**GOAL**: Wherever the string "systemLocaleStyle" occurs in a line of these records, report that line.

**MATERIAL FOR THIS EXERCISE**:
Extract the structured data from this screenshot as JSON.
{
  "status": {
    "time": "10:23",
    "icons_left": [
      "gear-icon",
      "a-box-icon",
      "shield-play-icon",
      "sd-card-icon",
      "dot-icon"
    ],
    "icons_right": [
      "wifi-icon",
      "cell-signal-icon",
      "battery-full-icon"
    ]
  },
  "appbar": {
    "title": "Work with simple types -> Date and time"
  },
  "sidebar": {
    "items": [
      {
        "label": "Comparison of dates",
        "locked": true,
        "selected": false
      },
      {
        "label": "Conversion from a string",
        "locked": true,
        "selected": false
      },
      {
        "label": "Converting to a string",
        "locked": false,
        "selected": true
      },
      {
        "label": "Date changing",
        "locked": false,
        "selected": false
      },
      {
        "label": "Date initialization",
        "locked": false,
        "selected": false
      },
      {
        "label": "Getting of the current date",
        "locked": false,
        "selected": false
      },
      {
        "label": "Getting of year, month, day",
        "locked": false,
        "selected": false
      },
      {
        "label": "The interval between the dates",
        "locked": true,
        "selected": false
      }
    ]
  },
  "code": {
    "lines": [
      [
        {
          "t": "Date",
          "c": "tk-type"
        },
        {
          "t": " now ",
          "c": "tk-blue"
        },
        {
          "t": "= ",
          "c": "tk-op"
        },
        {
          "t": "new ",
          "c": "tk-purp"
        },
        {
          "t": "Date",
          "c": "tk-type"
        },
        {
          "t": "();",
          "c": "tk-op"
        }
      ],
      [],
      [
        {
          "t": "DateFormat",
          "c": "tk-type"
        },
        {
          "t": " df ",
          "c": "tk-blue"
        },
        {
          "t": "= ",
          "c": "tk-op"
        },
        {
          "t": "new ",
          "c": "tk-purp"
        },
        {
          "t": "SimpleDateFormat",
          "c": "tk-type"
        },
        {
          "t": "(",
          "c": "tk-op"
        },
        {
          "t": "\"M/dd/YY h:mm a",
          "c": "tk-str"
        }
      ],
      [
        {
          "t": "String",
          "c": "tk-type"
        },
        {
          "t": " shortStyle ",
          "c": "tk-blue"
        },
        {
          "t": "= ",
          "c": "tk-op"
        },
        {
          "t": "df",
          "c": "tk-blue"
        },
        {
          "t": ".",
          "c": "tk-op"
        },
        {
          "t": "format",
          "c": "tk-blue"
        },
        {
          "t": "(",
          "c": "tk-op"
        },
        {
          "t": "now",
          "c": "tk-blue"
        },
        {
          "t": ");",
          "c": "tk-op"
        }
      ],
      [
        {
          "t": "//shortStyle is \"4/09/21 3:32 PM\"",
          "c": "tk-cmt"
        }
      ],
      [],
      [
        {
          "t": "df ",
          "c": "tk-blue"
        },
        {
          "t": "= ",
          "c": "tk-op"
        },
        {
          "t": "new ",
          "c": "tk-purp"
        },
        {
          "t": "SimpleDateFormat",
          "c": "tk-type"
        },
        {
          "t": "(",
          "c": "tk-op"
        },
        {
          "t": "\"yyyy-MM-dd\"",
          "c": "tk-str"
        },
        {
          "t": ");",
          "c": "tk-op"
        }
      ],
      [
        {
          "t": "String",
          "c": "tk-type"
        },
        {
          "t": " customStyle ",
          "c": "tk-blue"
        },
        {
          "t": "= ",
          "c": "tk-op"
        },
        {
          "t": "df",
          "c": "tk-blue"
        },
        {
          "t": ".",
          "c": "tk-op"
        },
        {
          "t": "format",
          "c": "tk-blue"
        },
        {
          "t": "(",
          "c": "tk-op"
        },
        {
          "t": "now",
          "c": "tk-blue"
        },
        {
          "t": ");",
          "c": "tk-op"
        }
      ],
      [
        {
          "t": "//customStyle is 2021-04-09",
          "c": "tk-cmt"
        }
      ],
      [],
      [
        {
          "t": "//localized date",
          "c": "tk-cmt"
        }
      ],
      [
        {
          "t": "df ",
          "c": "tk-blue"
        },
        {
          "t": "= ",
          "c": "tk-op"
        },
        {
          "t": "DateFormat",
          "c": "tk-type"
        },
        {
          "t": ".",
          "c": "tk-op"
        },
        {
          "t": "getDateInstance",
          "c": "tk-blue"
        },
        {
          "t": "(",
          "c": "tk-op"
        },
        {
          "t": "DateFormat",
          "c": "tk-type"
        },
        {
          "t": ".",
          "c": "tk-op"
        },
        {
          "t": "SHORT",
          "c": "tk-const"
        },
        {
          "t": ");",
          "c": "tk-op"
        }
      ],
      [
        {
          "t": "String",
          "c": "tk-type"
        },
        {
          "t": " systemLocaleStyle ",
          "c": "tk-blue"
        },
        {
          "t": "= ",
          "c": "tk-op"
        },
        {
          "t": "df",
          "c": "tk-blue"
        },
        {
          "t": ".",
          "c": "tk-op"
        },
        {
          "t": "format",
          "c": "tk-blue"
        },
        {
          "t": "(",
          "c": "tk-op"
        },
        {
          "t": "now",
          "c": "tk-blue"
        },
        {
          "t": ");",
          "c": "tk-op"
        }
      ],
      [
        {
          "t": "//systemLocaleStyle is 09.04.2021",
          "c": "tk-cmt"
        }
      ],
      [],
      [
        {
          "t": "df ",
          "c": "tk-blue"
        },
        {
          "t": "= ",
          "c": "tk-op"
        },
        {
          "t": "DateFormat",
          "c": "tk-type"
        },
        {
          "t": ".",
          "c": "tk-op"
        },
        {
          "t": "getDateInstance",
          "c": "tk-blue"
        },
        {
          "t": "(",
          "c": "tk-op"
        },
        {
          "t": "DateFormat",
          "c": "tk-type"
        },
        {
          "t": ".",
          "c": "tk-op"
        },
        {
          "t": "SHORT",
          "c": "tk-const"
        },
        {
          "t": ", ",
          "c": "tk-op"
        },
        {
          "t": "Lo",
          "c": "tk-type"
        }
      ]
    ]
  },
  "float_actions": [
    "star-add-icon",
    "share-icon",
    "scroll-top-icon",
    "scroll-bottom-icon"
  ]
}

**FINAL RESULT**:
          "t": " systemLocaleStyle ",
          "t": "//systemLocaleStyle is 09.04.2021",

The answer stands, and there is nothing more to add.